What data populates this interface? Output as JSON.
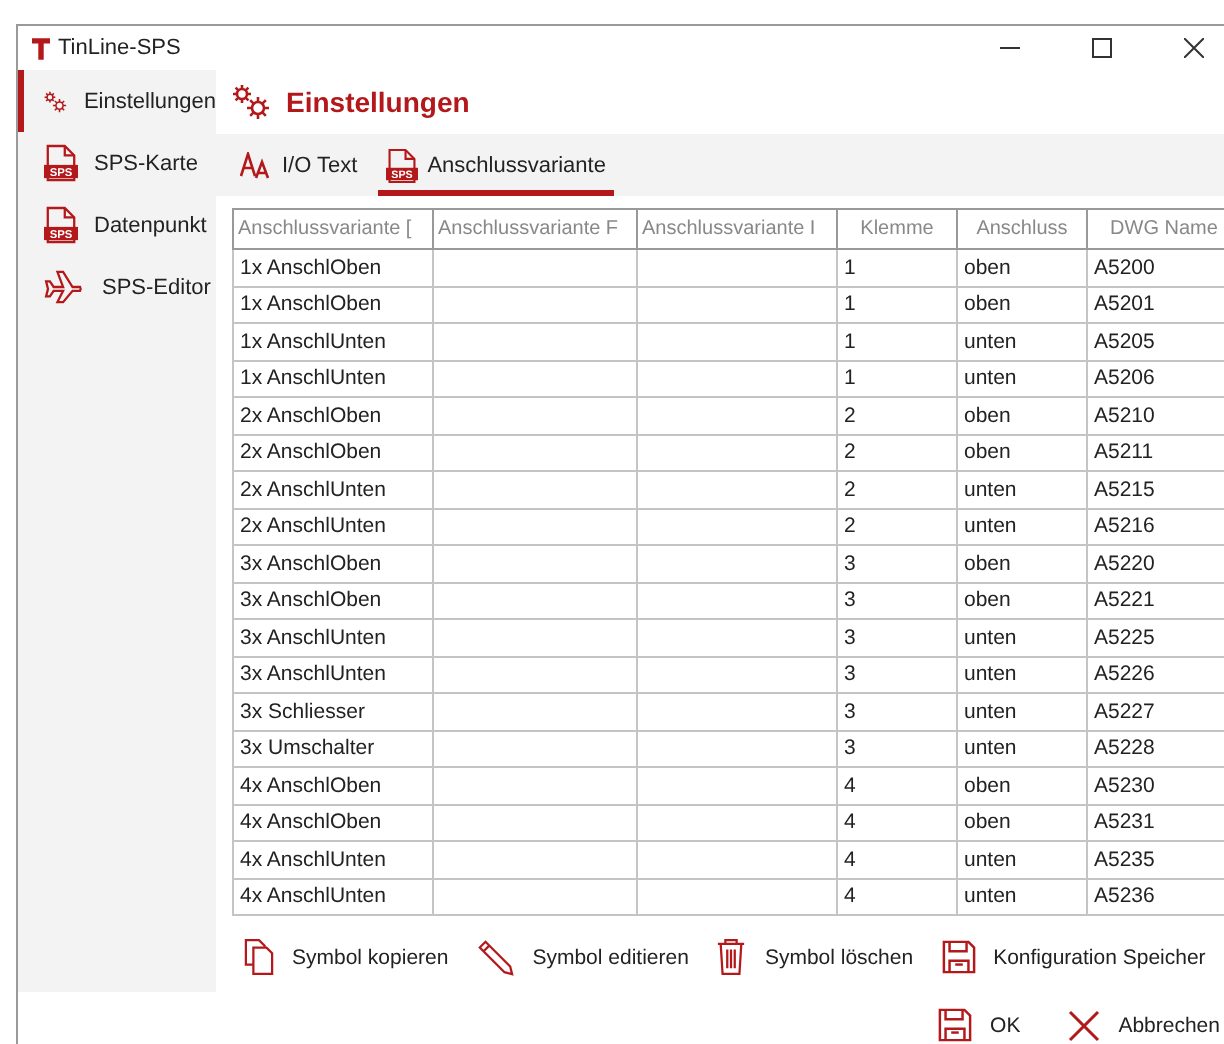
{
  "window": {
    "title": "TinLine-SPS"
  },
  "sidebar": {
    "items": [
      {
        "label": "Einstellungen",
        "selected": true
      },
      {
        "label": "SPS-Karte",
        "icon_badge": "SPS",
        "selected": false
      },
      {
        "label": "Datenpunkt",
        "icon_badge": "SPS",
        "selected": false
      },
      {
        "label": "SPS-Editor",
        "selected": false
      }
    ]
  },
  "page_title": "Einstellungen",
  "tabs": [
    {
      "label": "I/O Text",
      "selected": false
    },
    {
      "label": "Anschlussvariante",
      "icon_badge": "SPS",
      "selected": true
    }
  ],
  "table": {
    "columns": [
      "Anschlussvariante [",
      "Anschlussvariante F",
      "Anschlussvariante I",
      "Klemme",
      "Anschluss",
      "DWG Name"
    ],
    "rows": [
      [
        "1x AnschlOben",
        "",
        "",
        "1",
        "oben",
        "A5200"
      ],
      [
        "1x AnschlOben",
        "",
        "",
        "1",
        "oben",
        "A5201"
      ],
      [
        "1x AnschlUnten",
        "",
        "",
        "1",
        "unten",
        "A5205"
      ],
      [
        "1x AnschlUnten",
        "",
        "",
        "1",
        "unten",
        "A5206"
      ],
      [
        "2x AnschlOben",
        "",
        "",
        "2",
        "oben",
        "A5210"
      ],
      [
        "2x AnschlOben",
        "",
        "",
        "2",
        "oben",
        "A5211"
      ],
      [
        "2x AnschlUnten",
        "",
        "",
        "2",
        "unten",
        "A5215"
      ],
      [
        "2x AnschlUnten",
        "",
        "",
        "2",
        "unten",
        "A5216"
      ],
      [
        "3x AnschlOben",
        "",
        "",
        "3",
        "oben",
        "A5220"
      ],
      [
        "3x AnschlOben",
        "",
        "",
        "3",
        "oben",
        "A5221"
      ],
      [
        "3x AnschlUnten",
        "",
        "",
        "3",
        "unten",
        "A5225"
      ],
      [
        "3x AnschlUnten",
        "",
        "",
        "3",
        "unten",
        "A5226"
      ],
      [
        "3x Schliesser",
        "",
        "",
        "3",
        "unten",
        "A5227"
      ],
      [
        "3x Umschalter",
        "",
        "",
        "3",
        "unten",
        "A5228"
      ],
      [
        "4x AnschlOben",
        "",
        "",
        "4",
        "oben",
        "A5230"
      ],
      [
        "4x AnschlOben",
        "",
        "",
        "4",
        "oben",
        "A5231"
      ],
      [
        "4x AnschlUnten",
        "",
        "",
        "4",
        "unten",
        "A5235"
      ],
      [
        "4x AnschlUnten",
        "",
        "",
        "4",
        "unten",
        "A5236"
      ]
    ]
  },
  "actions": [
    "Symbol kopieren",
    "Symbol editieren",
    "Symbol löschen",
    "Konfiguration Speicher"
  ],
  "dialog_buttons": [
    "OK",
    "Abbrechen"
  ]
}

· · ·

→ REQUIRED TASK
Using the records above, retype everything exactly except the pictures.

→ WRITTEN REPLY
What data populates this interface? Output as JSON.
{
  "window": {
    "title": "TinLine-SPS"
  },
  "sidebar": {
    "items": [
      {
        "label": "Einstellungen",
        "selected": true
      },
      {
        "label": "SPS-Karte",
        "icon_badge": "SPS",
        "selected": false
      },
      {
        "label": "Datenpunkt",
        "icon_badge": "SPS",
        "selected": false
      },
      {
        "label": "SPS-Editor",
        "selected": false
      }
    ]
  },
  "page_title": "Einstellungen",
  "tabs": [
    {
      "label": "I/O Text",
      "selected": false
    },
    {
      "label": "Anschlussvariante",
      "icon_badge": "SPS",
      "selected": true
    }
  ],
  "table": {
    "columns": [
      "Anschlussvariante [",
      "Anschlussvariante F",
      "Anschlussvariante I",
      "Klemme",
      "Anschluss",
      "DWG Name"
    ],
    "rows": [
      [
        "1x AnschlOben",
        "",
        "",
        "1",
        "oben",
        "A5200"
      ],
      [
        "1x AnschlOben",
        "",
        "",
        "1",
        "oben",
        "A5201"
      ],
      [
        "1x AnschlUnten",
        "",
        "",
        "1",
        "unten",
        "A5205"
      ],
      [
        "1x AnschlUnten",
        "",
        "",
        "1",
        "unten",
        "A5206"
      ],
      [
        "2x AnschlOben",
        "",
        "",
        "2",
        "oben",
        "A5210"
      ],
      [
        "2x AnschlOben",
        "",
        "",
        "2",
        "oben",
        "A5211"
      ],
      [
        "2x AnschlUnten",
        "",
        "",
        "2",
        "unten",
        "A5215"
      ],
      [
        "2x AnschlUnten",
        "",
        "",
        "2",
        "unten",
        "A5216"
      ],
      [
        "3x AnschlOben",
        "",
        "",
        "3",
        "oben",
        "A5220"
      ],
      [
        "3x AnschlOben",
        "",
        "",
        "3",
        "oben",
        "A5221"
      ],
      [
        "3x AnschlUnten",
        "",
        "",
        "3",
        "unten",
        "A5225"
      ],
      [
        "3x AnschlUnten",
        "",
        "",
        "3",
        "unten",
        "A5226"
      ],
      [
        "3x Schliesser",
        "",
        "",
        "3",
        "unten",
        "A5227"
      ],
      [
        "3x Umschalter",
        "",
        "",
        "3",
        "unten",
        "A5228"
      ],
      [
        "4x AnschlOben",
        "",
        "",
        "4",
        "oben",
        "A5230"
      ],
      [
        "4x AnschlOben",
        "",
        "",
        "4",
        "oben",
        "A5231"
      ],
      [
        "4x AnschlUnten",
        "",
        "",
        "4",
        "unten",
        "A5235"
      ],
      [
        "4x AnschlUnten",
        "",
        "",
        "4",
        "unten",
        "A5236"
      ]
    ]
  },
  "actions": [
    "Symbol kopieren",
    "Symbol editieren",
    "Symbol löschen",
    "Konfiguration Speicher"
  ],
  "dialog_buttons": [
    "OK",
    "Abbrechen"
  ]
}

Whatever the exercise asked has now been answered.